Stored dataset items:
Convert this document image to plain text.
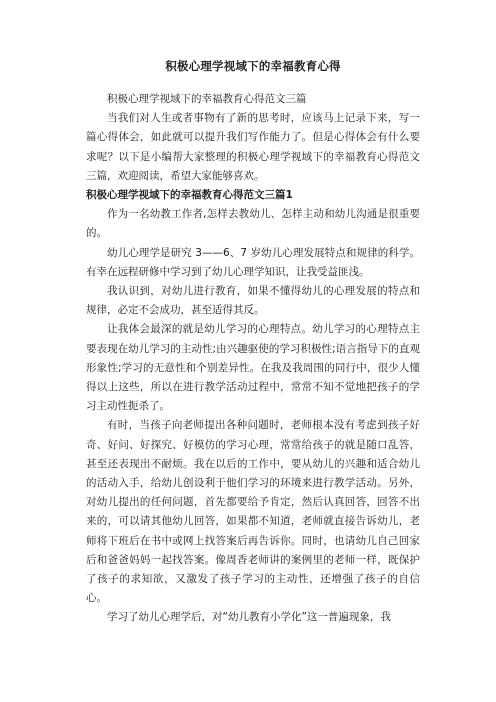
积极心理学视域下的幸福教育心得

积极心理学视域下的幸福教育心得范文三篇

当我们对人生或者事物有了新的思考时，应该马上记录下来，写一篇心得体会，如此就可以提升我们写作能力了。但是心得体会有什么要求呢？以下是小编帮大家整理的积极心理学视域下的幸福教育心得范文三篇，欢迎阅读，希望大家能够喜欢。

积极心理学视域下的幸福教育心得范文三篇1

作为一名幼教工作者,怎样去教幼儿、怎样主动和幼儿沟通是很重要的。

幼儿心理学是研究 3——6、7 岁幼儿心理发展特点和规律的科学。有幸在远程研修中学习到了幼儿心理学知识，让我受益匪浅。

我认识到，对幼儿进行教育，如果不懂得幼儿的心理发展的特点和规律，必定不会成功，甚至适得其反。

让我体会最深的就是幼儿学习的心理特点。幼儿学习的心理特点主要表现在幼儿学习的主动性;由兴趣驱使的学习积极性;语言指导下的直观形象性;学习的无意性和个别差异性。在我及我周围的同行中，很少人懂得以上这些，所以在进行教学活动过程中，常常不知不觉地把孩子的学习主动性扼杀了。

有时，当孩子向老师提出各种问题时，老师根本没有考虑到孩子好奇、好问、好探究、好模仿的学习心理，常常给孩子的就是随口乱答，甚至还表现出不耐烦。我在以后的工作中，要从幼儿的兴趣和适合幼儿的活动入手，给幼儿创设利于他们学习的环境来进行教学活动。另外，对幼儿提出的任何问题，首先都要给予肯定，然后认真回答，回答不出来的，可以请其他幼儿回答，如果都不知道，老师就直接告诉幼儿，老师将下班后在书中或网上找答案后再告诉你。同时，也请幼儿自己回家后和爸爸妈妈一起找答案。像周香老师讲的案例里的老师一样，既保护了孩子的求知欲，又激发了孩子学习的主动性，还增强了孩子的自信心。

学习了幼儿心理学后，对“幼儿教育小学化”这一普遍现象，我
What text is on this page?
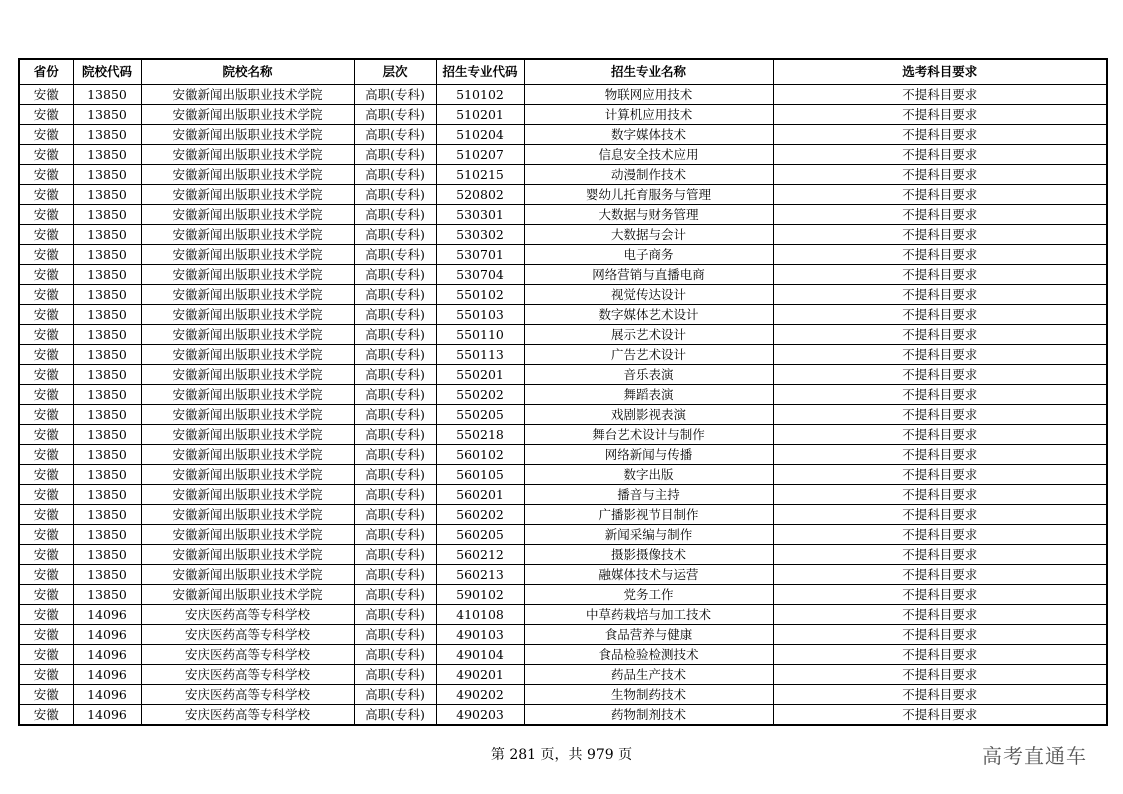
省份	院校代码	院校名称	层次	招生专业代码	招生专业名称	选考科目要求
安徽	13850	安徽新闻出版职业技术学院	高职(专科)	510102	物联网应用技术	不提科目要求
安徽	13850	安徽新闻出版职业技术学院	高职(专科)	510201	计算机应用技术	不提科目要求
安徽	13850	安徽新闻出版职业技术学院	高职(专科)	510204	数字媒体技术	不提科目要求
安徽	13850	安徽新闻出版职业技术学院	高职(专科)	510207	信息安全技术应用	不提科目要求
安徽	13850	安徽新闻出版职业技术学院	高职(专科)	510215	动漫制作技术	不提科目要求
安徽	13850	安徽新闻出版职业技术学院	高职(专科)	520802	婴幼儿托育服务与管理	不提科目要求
安徽	13850	安徽新闻出版职业技术学院	高职(专科)	530301	大数据与财务管理	不提科目要求
安徽	13850	安徽新闻出版职业技术学院	高职(专科)	530302	大数据与会计	不提科目要求
安徽	13850	安徽新闻出版职业技术学院	高职(专科)	530701	电子商务	不提科目要求
安徽	13850	安徽新闻出版职业技术学院	高职(专科)	530704	网络营销与直播电商	不提科目要求
安徽	13850	安徽新闻出版职业技术学院	高职(专科)	550102	视觉传达设计	不提科目要求
安徽	13850	安徽新闻出版职业技术学院	高职(专科)	550103	数字媒体艺术设计	不提科目要求
安徽	13850	安徽新闻出版职业技术学院	高职(专科)	550110	展示艺术设计	不提科目要求
安徽	13850	安徽新闻出版职业技术学院	高职(专科)	550113	广告艺术设计	不提科目要求
安徽	13850	安徽新闻出版职业技术学院	高职(专科)	550201	音乐表演	不提科目要求
安徽	13850	安徽新闻出版职业技术学院	高职(专科)	550202	舞蹈表演	不提科目要求
安徽	13850	安徽新闻出版职业技术学院	高职(专科)	550205	戏剧影视表演	不提科目要求
安徽	13850	安徽新闻出版职业技术学院	高职(专科)	550218	舞台艺术设计与制作	不提科目要求
安徽	13850	安徽新闻出版职业技术学院	高职(专科)	560102	网络新闻与传播	不提科目要求
安徽	13850	安徽新闻出版职业技术学院	高职(专科)	560105	数字出版	不提科目要求
安徽	13850	安徽新闻出版职业技术学院	高职(专科)	560201	播音与主持	不提科目要求
安徽	13850	安徽新闻出版职业技术学院	高职(专科)	560202	广播影视节目制作	不提科目要求
安徽	13850	安徽新闻出版职业技术学院	高职(专科)	560205	新闻采编与制作	不提科目要求
安徽	13850	安徽新闻出版职业技术学院	高职(专科)	560212	摄影摄像技术	不提科目要求
安徽	13850	安徽新闻出版职业技术学院	高职(专科)	560213	融媒体技术与运营	不提科目要求
安徽	13850	安徽新闻出版职业技术学院	高职(专科)	590102	党务工作	不提科目要求
安徽	14096	安庆医药高等专科学校	高职(专科)	410108	中草药栽培与加工技术	不提科目要求
安徽	14096	安庆医药高等专科学校	高职(专科)	490103	食品营养与健康	不提科目要求
安徽	14096	安庆医药高等专科学校	高职(专科)	490104	食品检验检测技术	不提科目要求
安徽	14096	安庆医药高等专科学校	高职(专科)	490201	药品生产技术	不提科目要求
安徽	14096	安庆医药高等专科学校	高职(专科)	490202	生物制药技术	不提科目要求
安徽	14096	安庆医药高等专科学校	高职(专科)	490203	药物制剂技术	不提科目要求
第 281 页，共 979 页	高考直通车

■ WORK TO COMPLETE
From the entries above, extract every line where the word "安庆医药高等专科学校" appears.

■ ANSWER FOR THE TASK
安徽	14096	安庆医药高等专科学校	高职(专科)	410108	中草药栽培与加工技术	不提科目要求
安徽	14096	安庆医药高等专科学校	高职(专科)	490103	食品营养与健康	不提科目要求
安徽	14096	安庆医药高等专科学校	高职(专科)	490104	食品检验检测技术	不提科目要求
安徽	14096	安庆医药高等专科学校	高职(专科)	490201	药品生产技术	不提科目要求
安徽	14096	安庆医药高等专科学校	高职(专科)	490202	生物制药技术	不提科目要求
安徽	14096	安庆医药高等专科学校	高职(专科)	490203	药物制剂技术	不提科目要求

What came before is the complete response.